■ Goal of the exercise
Check every line of the data below for the string "Width", and copy the ones that hold it.

--- Begin ---

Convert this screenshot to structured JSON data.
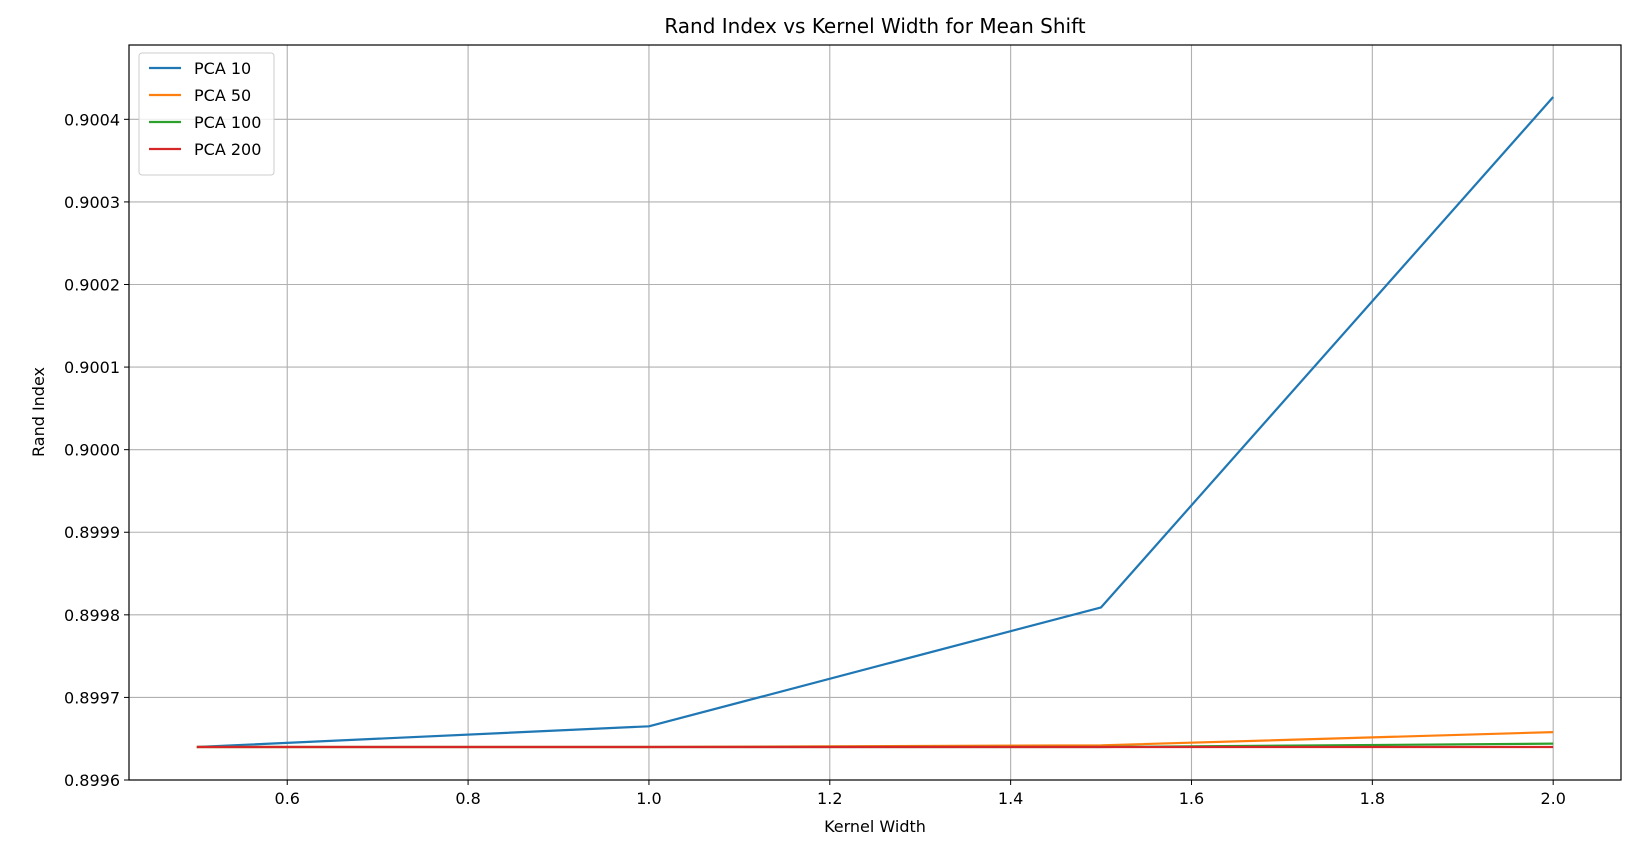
{
  "chart_data": {
    "type": "line",
    "title": "Rand Index vs Kernel Width for Mean Shift",
    "xlabel": "Kernel Width",
    "ylabel": "Rand Index",
    "xlim": [
      0.425,
      2.075
    ],
    "ylim": [
      0.8996,
      0.90049
    ],
    "xticks": [
      0.6,
      0.8,
      1.0,
      1.2,
      1.4,
      1.6,
      1.8,
      2.0
    ],
    "xtick_labels": [
      "0.6",
      "0.8",
      "1.0",
      "1.2",
      "1.4",
      "1.6",
      "1.8",
      "2.0"
    ],
    "yticks": [
      0.8996,
      0.8997,
      0.8998,
      0.8999,
      0.9,
      0.9001,
      0.9002,
      0.9003,
      0.9004
    ],
    "ytick_labels": [
      "0.8996",
      "0.8997",
      "0.8998",
      "0.8999",
      "0.9000",
      "0.9001",
      "0.9002",
      "0.9003",
      "0.9004"
    ],
    "grid": true,
    "legend_position": "top-left",
    "x": [
      0.5,
      1.0,
      1.5,
      2.0
    ],
    "series": [
      {
        "name": "PCA 10",
        "color": "#1f77b4",
        "values": [
          0.89964,
          0.899665,
          0.899809,
          0.900427
        ]
      },
      {
        "name": "PCA 50",
        "color": "#ff7f0e",
        "values": [
          0.89964,
          0.89964,
          0.899642,
          0.899658
        ]
      },
      {
        "name": "PCA 100",
        "color": "#2ca02c",
        "values": [
          0.89964,
          0.89964,
          0.89964,
          0.899644
        ]
      },
      {
        "name": "PCA 200",
        "color": "#d62728",
        "values": [
          0.89964,
          0.89964,
          0.89964,
          0.89964
        ]
      }
    ]
  }
}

--- End ---

■ Output below
    "title": "Rand Index vs Kernel Width for Mean Shift",
    "xlabel": "Kernel Width",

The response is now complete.